**Data provided:**
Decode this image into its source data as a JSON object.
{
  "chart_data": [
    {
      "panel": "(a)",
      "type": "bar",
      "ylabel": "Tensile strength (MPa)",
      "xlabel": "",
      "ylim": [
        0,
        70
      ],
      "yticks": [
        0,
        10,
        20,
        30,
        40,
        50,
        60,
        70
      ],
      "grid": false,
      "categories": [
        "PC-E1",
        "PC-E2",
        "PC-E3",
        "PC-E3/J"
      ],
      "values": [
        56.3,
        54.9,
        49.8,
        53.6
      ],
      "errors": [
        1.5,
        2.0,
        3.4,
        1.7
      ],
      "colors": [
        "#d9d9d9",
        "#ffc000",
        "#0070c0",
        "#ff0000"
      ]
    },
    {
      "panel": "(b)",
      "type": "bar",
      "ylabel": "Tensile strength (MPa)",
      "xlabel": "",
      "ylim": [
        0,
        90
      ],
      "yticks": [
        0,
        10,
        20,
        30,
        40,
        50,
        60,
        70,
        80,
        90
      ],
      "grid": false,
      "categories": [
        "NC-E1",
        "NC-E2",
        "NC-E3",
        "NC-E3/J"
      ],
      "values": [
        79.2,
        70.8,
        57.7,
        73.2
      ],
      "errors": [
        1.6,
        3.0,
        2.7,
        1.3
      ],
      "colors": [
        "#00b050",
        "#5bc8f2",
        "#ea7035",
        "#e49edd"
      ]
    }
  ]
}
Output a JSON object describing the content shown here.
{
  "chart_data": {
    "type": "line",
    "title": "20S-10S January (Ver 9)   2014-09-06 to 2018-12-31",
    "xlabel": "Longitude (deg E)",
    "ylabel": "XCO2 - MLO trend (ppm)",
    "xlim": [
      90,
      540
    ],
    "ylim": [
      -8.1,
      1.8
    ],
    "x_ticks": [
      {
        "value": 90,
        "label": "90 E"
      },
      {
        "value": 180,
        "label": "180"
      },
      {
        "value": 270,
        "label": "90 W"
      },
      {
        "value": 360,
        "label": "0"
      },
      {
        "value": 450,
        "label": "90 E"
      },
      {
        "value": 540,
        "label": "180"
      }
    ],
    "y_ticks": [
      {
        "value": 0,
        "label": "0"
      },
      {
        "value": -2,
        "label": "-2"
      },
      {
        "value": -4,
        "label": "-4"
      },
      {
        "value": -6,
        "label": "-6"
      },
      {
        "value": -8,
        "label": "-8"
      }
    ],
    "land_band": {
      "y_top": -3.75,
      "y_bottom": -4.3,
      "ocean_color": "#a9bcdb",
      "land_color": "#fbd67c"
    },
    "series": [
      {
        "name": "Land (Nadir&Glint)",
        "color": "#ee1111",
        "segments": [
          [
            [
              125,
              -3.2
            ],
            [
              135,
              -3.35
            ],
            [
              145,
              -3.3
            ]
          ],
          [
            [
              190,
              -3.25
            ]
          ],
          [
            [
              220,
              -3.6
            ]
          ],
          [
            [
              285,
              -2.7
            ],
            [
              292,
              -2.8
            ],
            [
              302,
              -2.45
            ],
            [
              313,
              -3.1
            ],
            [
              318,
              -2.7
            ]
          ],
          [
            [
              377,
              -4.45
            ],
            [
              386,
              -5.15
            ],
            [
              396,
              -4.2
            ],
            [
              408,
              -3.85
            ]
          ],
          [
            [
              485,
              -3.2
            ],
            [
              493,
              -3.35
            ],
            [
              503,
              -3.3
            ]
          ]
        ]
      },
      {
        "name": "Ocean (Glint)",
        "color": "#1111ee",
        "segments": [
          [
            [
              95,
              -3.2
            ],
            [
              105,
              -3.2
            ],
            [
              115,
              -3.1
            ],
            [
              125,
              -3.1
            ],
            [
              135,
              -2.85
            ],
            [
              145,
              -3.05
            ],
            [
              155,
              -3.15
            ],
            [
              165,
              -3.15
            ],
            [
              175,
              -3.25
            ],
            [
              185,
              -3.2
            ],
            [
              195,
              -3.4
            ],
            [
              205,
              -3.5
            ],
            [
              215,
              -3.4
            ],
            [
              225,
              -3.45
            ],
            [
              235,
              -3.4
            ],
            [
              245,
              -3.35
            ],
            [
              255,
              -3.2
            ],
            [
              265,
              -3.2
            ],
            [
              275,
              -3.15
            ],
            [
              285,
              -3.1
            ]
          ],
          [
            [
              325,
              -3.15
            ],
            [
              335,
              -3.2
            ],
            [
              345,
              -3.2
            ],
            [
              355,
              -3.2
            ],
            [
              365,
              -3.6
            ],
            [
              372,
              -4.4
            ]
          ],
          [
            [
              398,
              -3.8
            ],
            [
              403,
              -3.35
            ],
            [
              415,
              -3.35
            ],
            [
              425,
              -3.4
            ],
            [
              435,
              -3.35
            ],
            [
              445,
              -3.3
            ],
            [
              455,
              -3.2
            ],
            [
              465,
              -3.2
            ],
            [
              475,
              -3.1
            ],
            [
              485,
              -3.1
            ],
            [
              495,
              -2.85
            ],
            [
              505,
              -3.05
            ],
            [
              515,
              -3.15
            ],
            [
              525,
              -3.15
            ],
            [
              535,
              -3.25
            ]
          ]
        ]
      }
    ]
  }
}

**Written request:** Look through the entries above and report each line where the string "object" occurs.

**Complete output:**
Decode this image into its source data as a JSON object.
Output a JSON object describing the content shown here.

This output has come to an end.